● **Problem description**
Reproduce every record exactly as it appears, but not the pictures.

-- Begin --

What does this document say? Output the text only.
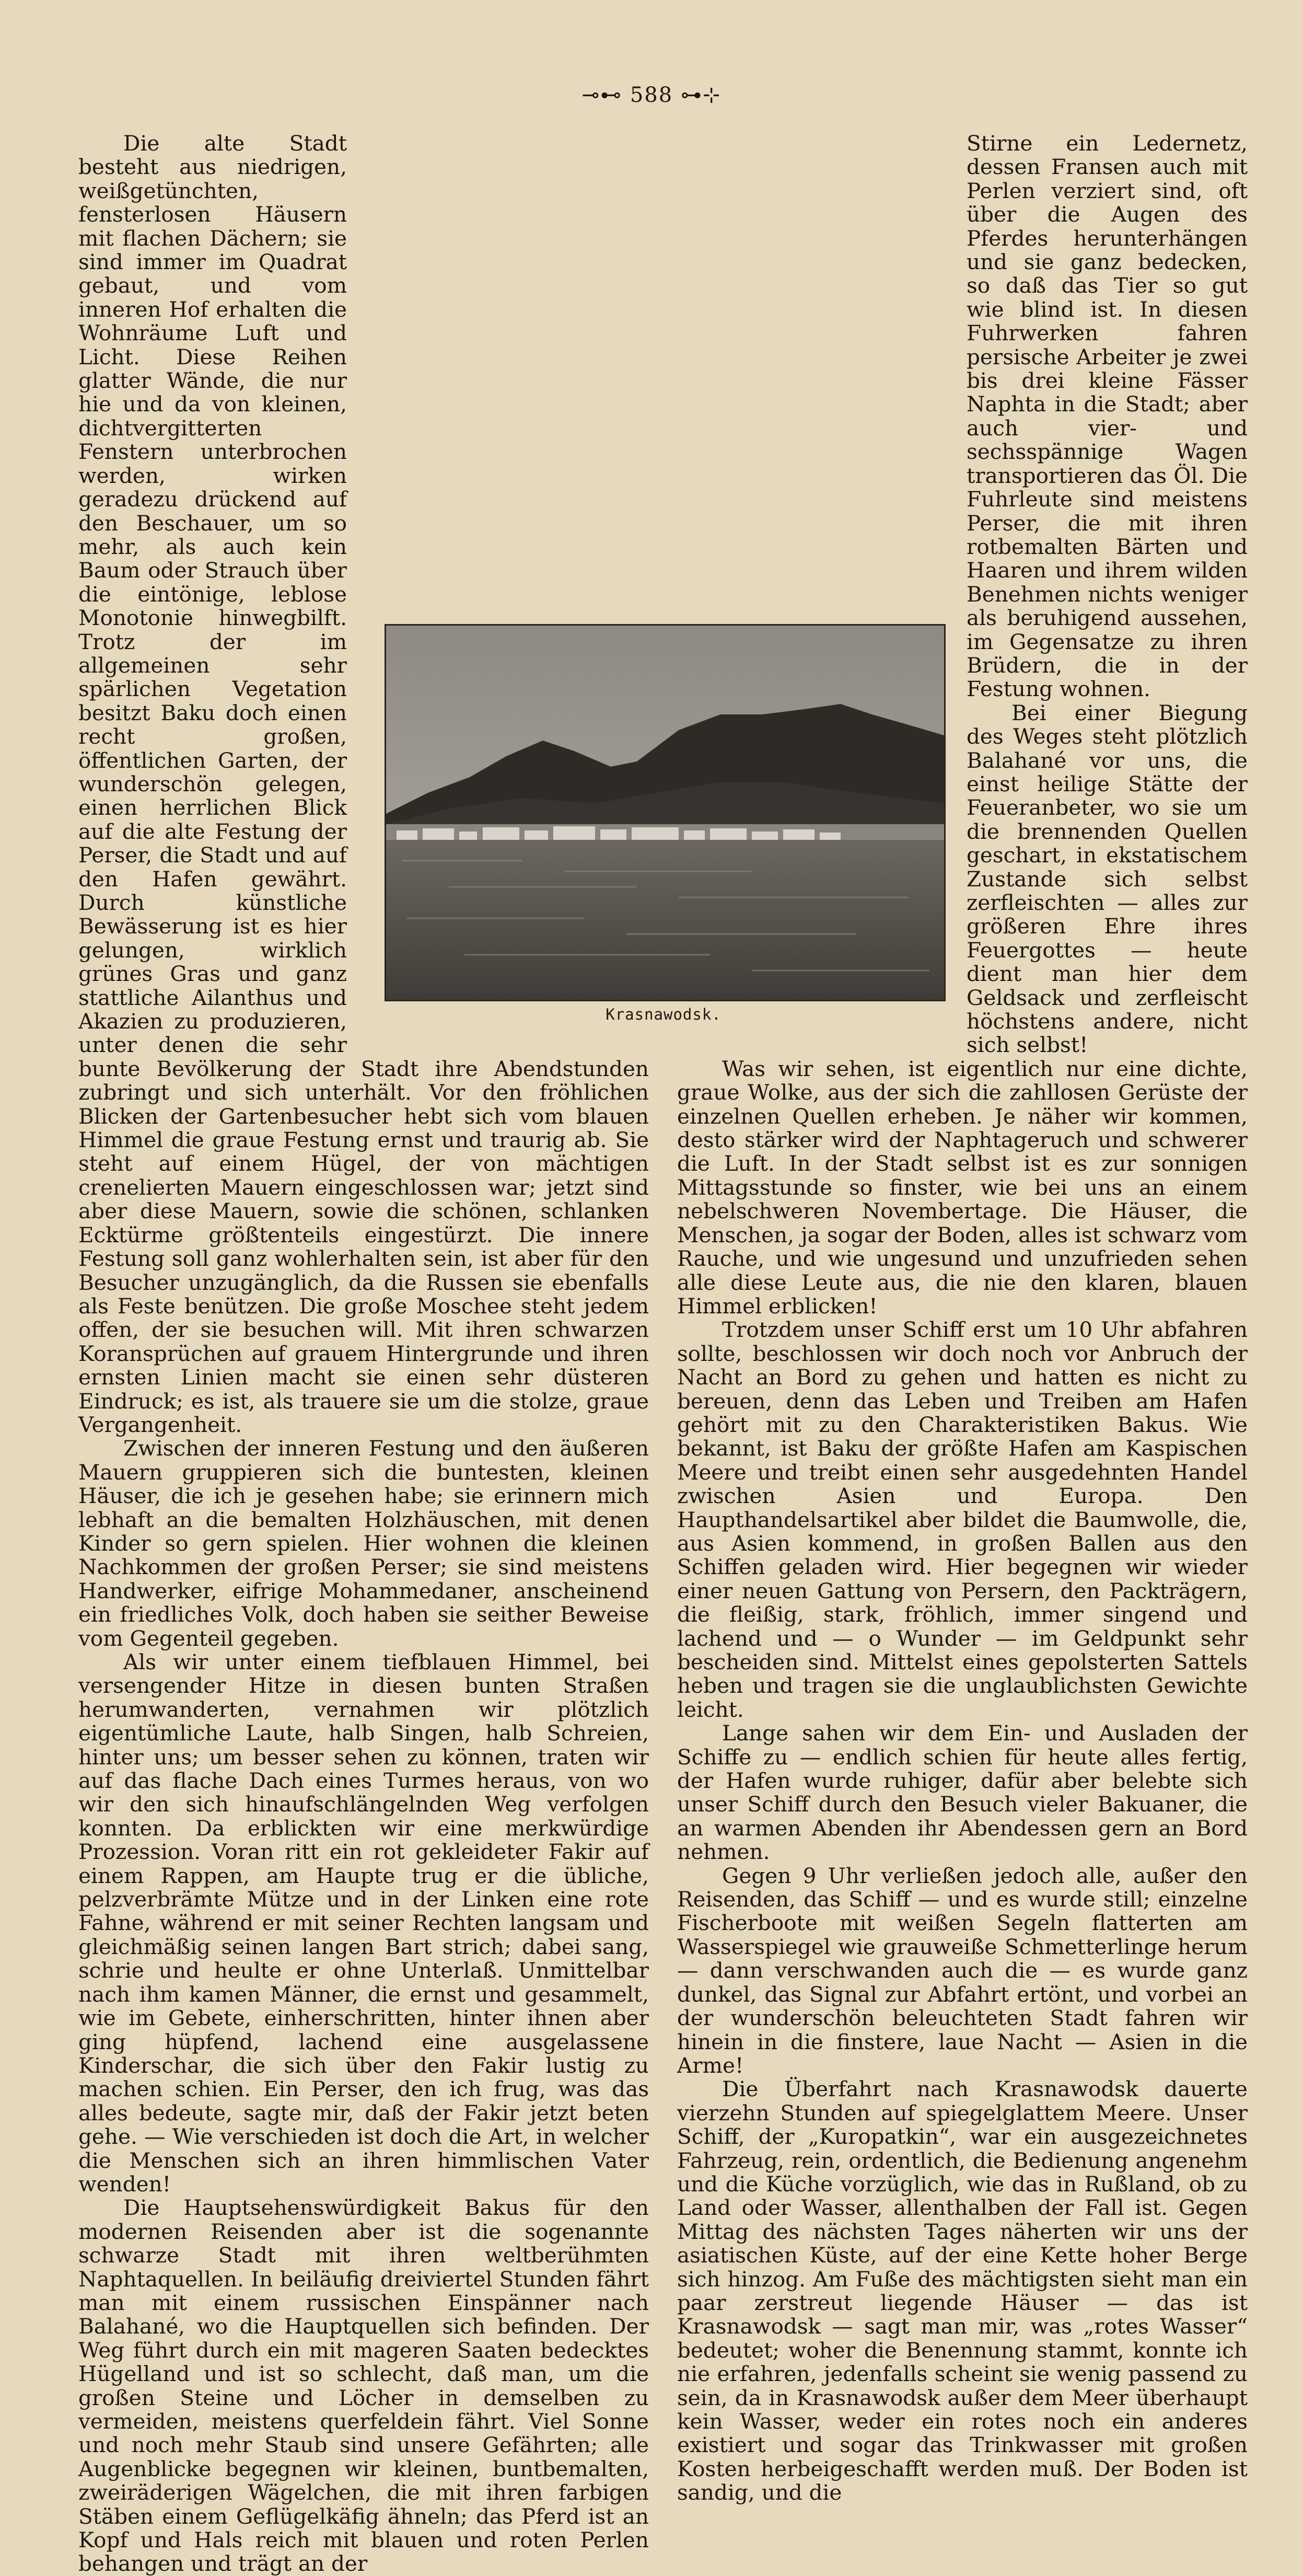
⊸⊷ 588 ⊶⊹

Die alte Stadt besteht aus niedrigen, weißgetünchten, fensterlosen Häusern mit flachen Dächern; sie sind immer im Quadrat gebaut, und vom inneren Hof erhalten die Wohnräume Luft und Licht. Diese Reihen glatter Wände, die nur hie und da von kleinen, dichtvergitterten Fenstern unterbrochen werden, wirken geradezu drückend auf den Beschauer, um so mehr, als auch kein Baum oder Strauch über die eintönige, leblose Monotonie hinwegbilft. Trotz der im allgemeinen sehr spärlichen Vegetation besitzt Baku doch einen recht großen, öffentlichen Garten, der wunderschön gelegen, einen herrlichen Blick auf die alte Festung der Perser, die Stadt und auf den Hafen gewährt. Durch künstliche Bewässerung ist es hier gelungen, wirklich grünes Gras und ganz stattliche Ailanthus und Akazien zu produzieren, unter denen die sehr bunte Bevölkerung der Stadt ihre Abendstunden zubringt und sich unterhält. Vor den fröhlichen Blicken der Gartenbesucher hebt sich vom blauen Himmel die graue Festung ernst und traurig ab. Sie steht auf einem Hügel, der von mächtigen crenelierten Mauern eingeschlossen war; jetzt sind aber diese Mauern, sowie die schönen, schlanken Ecktürme größtenteils eingestürzt. Die innere Festung soll ganz wohlerhalten sein, ist aber für den Besucher unzugänglich, da die Russen sie ebenfalls als Feste benützen. Die große Moschee steht jedem offen, der sie besuchen will. Mit ihren schwarzen Koransprüchen auf grauem Hintergrunde und ihren ernsten Linien macht sie einen sehr düsteren Eindruck; es ist, als trauere sie um die stolze, graue Vergangenheit.

Zwischen der inneren Festung und den äußeren Mauern gruppieren sich die buntesten, kleinen Häuser, die ich je gesehen habe; sie erinnern mich lebhaft an die bemalten Holzhäuschen, mit denen Kinder so gern spielen. Hier wohnen die kleinen Nachkommen der großen Perser; sie sind meistens Handwerker, eifrige Mohammedaner, anscheinend ein friedliches Volk, doch haben sie seither Beweise vom Gegenteil gegeben.

Als wir unter einem tiefblauen Himmel, bei versengender Hitze in diesen bunten Straßen herumwanderten, vernahmen wir plötzlich eigentümliche Laute, halb Singen, halb Schreien, hinter uns; um besser sehen zu können, traten wir auf das flache Dach eines Turmes heraus, von wo wir den sich hinaufschlängelnden Weg verfolgen konnten. Da erblickten wir eine merkwürdige Prozession. Voran ritt ein rot gekleideter Fakir auf einem Rappen, am Haupte trug er die übliche, pelzverbrämte Mütze und in der Linken eine rote Fahne, während er mit seiner Rechten langsam und gleichmäßig seinen langen Bart strich; dabei sang, schrie und heulte er ohne Unterlaß. Unmittelbar nach ihm kamen Männer, die ernst und gesammelt, wie im Gebete, einherschritten, hinter ihnen aber ging hüpfend, lachend eine ausgelassene Kinderschar, die sich über den Fakir lustig zu machen schien. Ein Perser, den ich frug, was das alles bedeute, sagte mir, daß der Fakir jetzt beten gehe. — Wie verschieden ist doch die Art, in welcher die Menschen sich an ihren himmlischen Vater wenden!

Die Hauptsehenswürdigkeit Bakus für den modernen Reisenden aber ist die sogenannte schwarze Stadt mit ihren weltberühmten Naphtaquellen. In beiläufig dreiviertel Stunden fährt man mit einem russischen Einspänner nach Balahané, wo die Hauptquellen sich befinden. Der Weg führt durch ein mit mageren Saaten bedecktes Hügelland und ist so schlecht, daß man, um die großen Steine und Löcher in demselben zu vermeiden, meistens querfeldein fährt. Viel Sonne und noch mehr Staub sind unsere Gefährten; alle Augenblicke begegnen wir kleinen, buntbemalten, zweiräderigen Wägelchen, die mit ihren farbigen Stäben einem Geflügelkäfig ähneln; das Pferd ist an Kopf und Hals reich mit blauen und roten Perlen behangen und trägt an der

Stirne ein Ledernetz, dessen Fransen auch mit Perlen verziert sind, oft über die Augen des Pferdes herunterhängen und sie ganz bedecken, so daß das Tier so gut wie blind ist. In diesen Fuhrwerken fahren persische Arbeiter je zwei bis drei kleine Fässer Naphta in die Stadt; aber auch vier- und sechsspännige Wagen transportieren das Öl. Die Fuhrleute sind meistens Perser, die mit ihren rotbemalten Bärten und Haaren und ihrem wilden Benehmen nichts weniger als beruhigend aussehen, im Gegensatze zu ihren Brüdern, die in der Festung wohnen.

Bei einer Biegung des Weges steht plötzlich Balahané vor uns, die einst heilige Stätte der Feueranbeter, wo sie um die brennenden Quellen geschart, in ekstatischem Zustande sich selbst zerfleischten — alles zur größeren Ehre ihres Feuergottes — heute dient man hier dem Geldsack und zerfleischt höchstens andere, nicht sich selbst!

Was wir sehen, ist eigentlich nur eine dichte, graue Wolke, aus der sich die zahllosen Gerüste der einzelnen Quellen erheben. Je näher wir kommen, desto stärker wird der Naphtageruch und schwerer die Luft. In der Stadt selbst ist es zur sonnigen Mittagsstunde so finster, wie bei uns an einem nebelschweren Novembertage. Die Häuser, die Menschen, ja sogar der Boden, alles ist schwarz vom Rauche, und wie ungesund und unzufrieden sehen alle diese Leute aus, die nie den klaren, blauen Himmel erblicken!

Trotzdem unser Schiff erst um 10 Uhr abfahren sollte, beschlossen wir doch noch vor Anbruch der Nacht an Bord zu gehen und hatten es nicht zu bereuen, denn das Leben und Treiben am Hafen gehört mit zu den Charakteristiken Bakus. Wie bekannt, ist Baku der größte Hafen am Kaspischen Meere und treibt einen sehr ausgedehnten Handel zwischen Asien und Europa. Den Haupthandelsartikel aber bildet die Baumwolle, die, aus Asien kommend, in großen Ballen aus den Schiffen geladen wird. Hier begegnen wir wieder einer neuen Gattung von Persern, den Packträgern, die fleißig, stark, fröhlich, immer singend und lachend und — o Wunder — im Geldpunkt sehr bescheiden sind. Mittelst eines gepolsterten Sattels heben und tragen sie die unglaublichsten Gewichte leicht.

Lange sahen wir dem Ein- und Ausladen der Schiffe zu — endlich schien für heute alles fertig, der Hafen wurde ruhiger, dafür aber belebte sich unser Schiff durch den Besuch vieler Bakuaner, die an warmen Abenden ihr Abendessen gern an Bord nehmen.

Gegen 9 Uhr verließen jedoch alle, außer den Reisenden, das Schiff — und es wurde still; einzelne Fischerboote mit weißen Segeln flatterten am Wasserspiegel wie grauweiße Schmetterlinge herum — dann verschwanden auch die — es wurde ganz dunkel, das Signal zur Abfahrt ertönt, und vorbei an der wunderschön beleuchteten Stadt fahren wir hinein in die finstere, laue Nacht — Asien in die Arme!

Die Überfahrt nach Krasnawodsk dauerte vierzehn Stunden auf spiegelglattem Meere. Unser Schiff, der „Kuropatkin“, war ein ausgezeichnetes Fahrzeug, rein, ordentlich, die Bedienung angenehm und die Küche vorzüglich, wie das in Rußland, ob zu Land oder Wasser, allenthalben der Fall ist. Gegen Mittag des nächsten Tages näherten wir uns der asiatischen Küste, auf der eine Kette hoher Berge sich hinzog. Am Fuße des mächtigsten sieht man ein paar zerstreut liegende Häuser — das ist Krasnawodsk — sagt man mir, was „rotes Wasser“ bedeutet; woher die Benennung stammt, konnte ich nie erfahren, jedenfalls scheint sie wenig passend zu sein, da in Krasnawodsk außer dem Meer überhaupt kein Wasser, weder ein rotes noch ein anderes existiert und sogar das Trinkwasser mit großen Kosten herbeigeschafft werden muß. Der Boden ist sandig, und die

Krasnawodsk.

-- End --

● **The completed task**
What does this document say? Output the text only.
⊸⊷ 588 ⊶⊹

Die alte Stadt besteht aus niedrigen, weißgetünchten, fensterlosen Häusern mit flachen Dächern; sie sind immer im Quadrat gebaut, und vom inneren Hof erhalten die Wohnräume Luft und Licht. Diese Reihen glatter Wände, die nur hie und da von kleinen, dichtvergitterten Fenstern unterbrochen werden, wirken geradezu drückend auf den Beschauer, um so mehr, als auch kein Baum oder Strauch über die eintönige, leblose Monotonie hinwegbilft. Trotz der im allgemeinen sehr spärlichen Vegetation besitzt Baku doch einen recht großen, öffentlichen Garten, der wunderschön gelegen, einen herrlichen Blick auf die alte Festung der Perser, die Stadt und auf den Hafen gewährt. Durch künstliche Bewässerung ist es hier gelungen, wirklich grünes Gras und ganz stattliche Ailanthus und Akazien zu produzieren, unter denen die sehr bunte Bevölkerung der Stadt ihre Abendstunden zubringt und sich unterhält. Vor den fröhlichen Blicken der Gartenbesucher hebt sich vom blauen Himmel die graue Festung ernst und traurig ab. Sie steht auf einem Hügel, der von mächtigen crenelierten Mauern eingeschlossen war; jetzt sind aber diese Mauern, sowie die schönen, schlanken Ecktürme größtenteils eingestürzt. Die innere Festung soll ganz wohlerhalten sein, ist aber für den Besucher unzugänglich, da die Russen sie ebenfalls als Feste benützen. Die große Moschee steht jedem offen, der sie besuchen will. Mit ihren schwarzen Koransprüchen auf grauem Hintergrunde und ihren ernsten Linien macht sie einen sehr düsteren Eindruck; es ist, als trauere sie um die stolze, graue Vergangenheit.

Zwischen der inneren Festung und den äußeren Mauern gruppieren sich die buntesten, kleinen Häuser, die ich je gesehen habe; sie erinnern mich lebhaft an die bemalten Holzhäuschen, mit denen Kinder so gern spielen. Hier wohnen die kleinen Nachkommen der großen Perser; sie sind meistens Handwerker, eifrige Mohammedaner, anscheinend ein friedliches Volk, doch haben sie seither Beweise vom Gegenteil gegeben.

Als wir unter einem tiefblauen Himmel, bei versengender Hitze in diesen bunten Straßen herumwanderten, vernahmen wir plötzlich eigentümliche Laute, halb Singen, halb Schreien, hinter uns; um besser sehen zu können, traten wir auf das flache Dach eines Turmes heraus, von wo wir den sich hinaufschlängelnden Weg verfolgen konnten. Da erblickten wir eine merkwürdige Prozession. Voran ritt ein rot gekleideter Fakir auf einem Rappen, am Haupte trug er die übliche, pelzverbrämte Mütze und in der Linken eine rote Fahne, während er mit seiner Rechten langsam und gleichmäßig seinen langen Bart strich; dabei sang, schrie und heulte er ohne Unterlaß. Unmittelbar nach ihm kamen Männer, die ernst und gesammelt, wie im Gebete, einherschritten, hinter ihnen aber ging hüpfend, lachend eine ausgelassene Kinderschar, die sich über den Fakir lustig zu machen schien. Ein Perser, den ich frug, was das alles bedeute, sagte mir, daß der Fakir jetzt beten gehe. — Wie verschieden ist doch die Art, in welcher die Menschen sich an ihren himmlischen Vater wenden!

Die Hauptsehenswürdigkeit Bakus für den modernen Reisenden aber ist die sogenannte schwarze Stadt mit ihren weltberühmten Naphtaquellen. In beiläufig dreiviertel Stunden fährt man mit einem russischen Einspänner nach Balahané, wo die Hauptquellen sich befinden. Der Weg führt durch ein mit mageren Saaten bedecktes Hügelland und ist so schlecht, daß man, um die großen Steine und Löcher in demselben zu vermeiden, meistens querfeldein fährt. Viel Sonne und noch mehr Staub sind unsere Gefährten; alle Augenblicke begegnen wir kleinen, buntbemalten, zweiräderigen Wägelchen, die mit ihren farbigen Stäben einem Geflügelkäfig ähneln; das Pferd ist an Kopf und Hals reich mit blauen und roten Perlen behangen und trägt an der

Stirne ein Ledernetz, dessen Fransen auch mit Perlen verziert sind, oft über die Augen des Pferdes herunterhängen und sie ganz bedecken, so daß das Tier so gut wie blind ist. In diesen Fuhrwerken fahren persische Arbeiter je zwei bis drei kleine Fässer Naphta in die Stadt; aber auch vier- und sechsspännige Wagen transportieren das Öl. Die Fuhrleute sind meistens Perser, die mit ihren rotbemalten Bärten und Haaren und ihrem wilden Benehmen nichts weniger als beruhigend aussehen, im Gegensatze zu ihren Brüdern, die in der Festung wohnen.

Bei einer Biegung des Weges steht plötzlich Balahané vor uns, die einst heilige Stätte der Feueranbeter, wo sie um die brennenden Quellen geschart, in ekstatischem Zustande sich selbst zerfleischten — alles zur größeren Ehre ihres Feuergottes — heute dient man hier dem Geldsack und zerfleischt höchstens andere, nicht sich selbst!

Was wir sehen, ist eigentlich nur eine dichte, graue Wolke, aus der sich die zahllosen Gerüste der einzelnen Quellen erheben. Je näher wir kommen, desto stärker wird der Naphtageruch und schwerer die Luft. In der Stadt selbst ist es zur sonnigen Mittagsstunde so finster, wie bei uns an einem nebelschweren Novembertage. Die Häuser, die Menschen, ja sogar der Boden, alles ist schwarz vom Rauche, und wie ungesund und unzufrieden sehen alle diese Leute aus, die nie den klaren, blauen Himmel erblicken!

Trotzdem unser Schiff erst um 10 Uhr abfahren sollte, beschlossen wir doch noch vor Anbruch der Nacht an Bord zu gehen und hatten es nicht zu bereuen, denn das Leben und Treiben am Hafen gehört mit zu den Charakteristiken Bakus. Wie bekannt, ist Baku der größte Hafen am Kaspischen Meere und treibt einen sehr ausgedehnten Handel zwischen Asien und Europa. Den Haupthandelsartikel aber bildet die Baumwolle, die, aus Asien kommend, in großen Ballen aus den Schiffen geladen wird. Hier begegnen wir wieder einer neuen Gattung von Persern, den Packträgern, die fleißig, stark, fröhlich, immer singend und lachend und — o Wunder — im Geldpunkt sehr bescheiden sind. Mittelst eines gepolsterten Sattels heben und tragen sie die unglaublichsten Gewichte leicht.

Lange sahen wir dem Ein- und Ausladen der Schiffe zu — endlich schien für heute alles fertig, der Hafen wurde ruhiger, dafür aber belebte sich unser Schiff durch den Besuch vieler Bakuaner, die an warmen Abenden ihr Abendessen gern an Bord nehmen.

Gegen 9 Uhr verließen jedoch alle, außer den Reisenden, das Schiff — und es wurde still; einzelne Fischerboote mit weißen Segeln flatterten am Wasserspiegel wie grauweiße Schmetterlinge herum — dann verschwanden auch die — es wurde ganz dunkel, das Signal zur Abfahrt ertönt, und vorbei an der wunderschön beleuchteten Stadt fahren wir hinein in die finstere, laue Nacht — Asien in die Arme!

Die Überfahrt nach Krasnawodsk dauerte vierzehn Stunden auf spiegelglattem Meere. Unser Schiff, der „Kuropatkin“, war ein ausgezeichnetes Fahrzeug, rein, ordentlich, die Bedienung angenehm und die Küche vorzüglich, wie das in Rußland, ob zu Land oder Wasser, allenthalben der Fall ist. Gegen Mittag des nächsten Tages näherten wir uns der asiatischen Küste, auf der eine Kette hoher Berge sich hinzog. Am Fuße des mächtigsten sieht man ein paar zerstreut liegende Häuser — das ist Krasnawodsk — sagt man mir, was „rotes Wasser“ bedeutet; woher die Benennung stammt, konnte ich nie erfahren, jedenfalls scheint sie wenig passend zu sein, da in Krasnawodsk außer dem Meer überhaupt kein Wasser, weder ein rotes noch ein anderes existiert und sogar das Trinkwasser mit großen Kosten herbeigeschafft werden muß. Der Boden ist sandig, und die

Krasnawodsk.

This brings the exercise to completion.